• [AIM OF THE EXERCISE]:
Pull out every line in the data that has the string "this" in it.

Stored items from a collection

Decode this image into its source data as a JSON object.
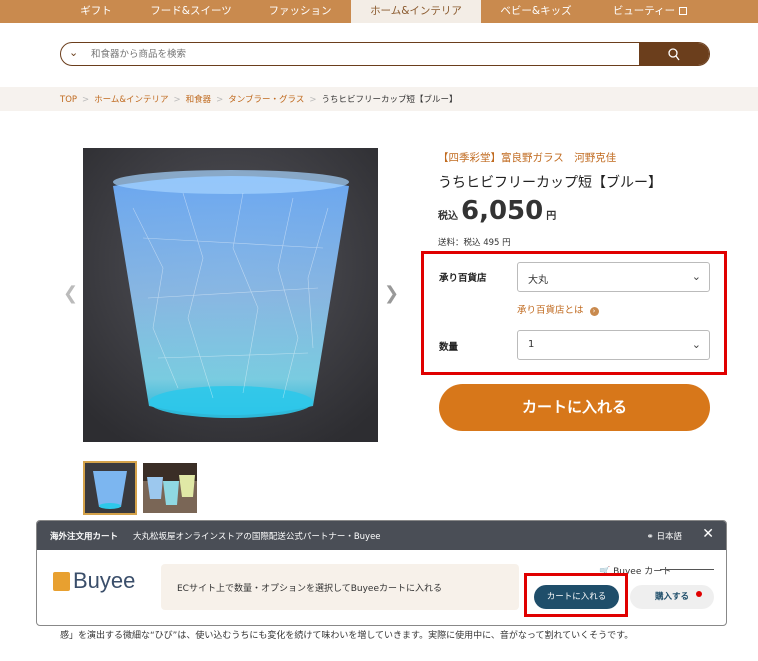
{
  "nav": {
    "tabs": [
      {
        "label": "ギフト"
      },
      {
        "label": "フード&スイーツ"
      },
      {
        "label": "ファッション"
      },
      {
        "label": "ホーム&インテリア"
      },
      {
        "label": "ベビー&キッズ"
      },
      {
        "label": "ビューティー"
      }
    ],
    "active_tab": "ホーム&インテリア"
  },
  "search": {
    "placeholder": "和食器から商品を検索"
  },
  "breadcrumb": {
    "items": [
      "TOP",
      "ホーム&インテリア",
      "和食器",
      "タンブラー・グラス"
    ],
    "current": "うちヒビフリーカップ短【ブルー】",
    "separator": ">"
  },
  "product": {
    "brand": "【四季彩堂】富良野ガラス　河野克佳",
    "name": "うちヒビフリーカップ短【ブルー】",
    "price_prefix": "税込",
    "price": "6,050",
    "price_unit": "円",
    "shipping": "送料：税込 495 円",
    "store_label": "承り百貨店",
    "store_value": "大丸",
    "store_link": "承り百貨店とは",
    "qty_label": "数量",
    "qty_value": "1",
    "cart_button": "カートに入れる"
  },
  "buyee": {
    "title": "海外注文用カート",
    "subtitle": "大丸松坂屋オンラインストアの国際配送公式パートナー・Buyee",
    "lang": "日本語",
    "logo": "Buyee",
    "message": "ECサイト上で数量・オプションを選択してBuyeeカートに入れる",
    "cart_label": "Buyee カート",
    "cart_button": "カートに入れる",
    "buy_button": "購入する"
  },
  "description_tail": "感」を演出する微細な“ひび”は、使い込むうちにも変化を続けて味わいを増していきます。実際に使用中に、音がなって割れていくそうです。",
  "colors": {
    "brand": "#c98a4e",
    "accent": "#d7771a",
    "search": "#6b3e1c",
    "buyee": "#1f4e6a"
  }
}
* * *
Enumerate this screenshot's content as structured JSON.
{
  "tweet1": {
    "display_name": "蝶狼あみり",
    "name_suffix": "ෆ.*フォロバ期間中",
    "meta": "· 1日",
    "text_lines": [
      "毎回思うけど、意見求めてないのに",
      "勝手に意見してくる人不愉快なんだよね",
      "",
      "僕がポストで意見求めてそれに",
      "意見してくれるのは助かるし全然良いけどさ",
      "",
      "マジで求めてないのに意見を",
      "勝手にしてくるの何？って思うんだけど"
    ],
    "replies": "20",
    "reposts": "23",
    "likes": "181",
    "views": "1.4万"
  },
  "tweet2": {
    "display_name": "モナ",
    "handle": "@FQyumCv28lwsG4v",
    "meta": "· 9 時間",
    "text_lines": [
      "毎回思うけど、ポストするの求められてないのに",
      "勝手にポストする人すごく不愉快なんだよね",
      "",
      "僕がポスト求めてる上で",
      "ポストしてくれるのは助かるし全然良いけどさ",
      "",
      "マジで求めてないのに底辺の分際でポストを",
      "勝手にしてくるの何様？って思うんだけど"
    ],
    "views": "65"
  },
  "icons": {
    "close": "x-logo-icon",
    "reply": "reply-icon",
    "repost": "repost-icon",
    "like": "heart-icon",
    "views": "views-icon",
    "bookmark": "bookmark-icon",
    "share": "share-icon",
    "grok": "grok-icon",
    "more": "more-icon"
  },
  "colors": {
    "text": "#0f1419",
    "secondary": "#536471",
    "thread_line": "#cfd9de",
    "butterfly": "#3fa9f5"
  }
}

• [COMPLETED TASK]:
Decode this image into its source data as a JSON object.
Enumerate this screenshot's content as structured JSON.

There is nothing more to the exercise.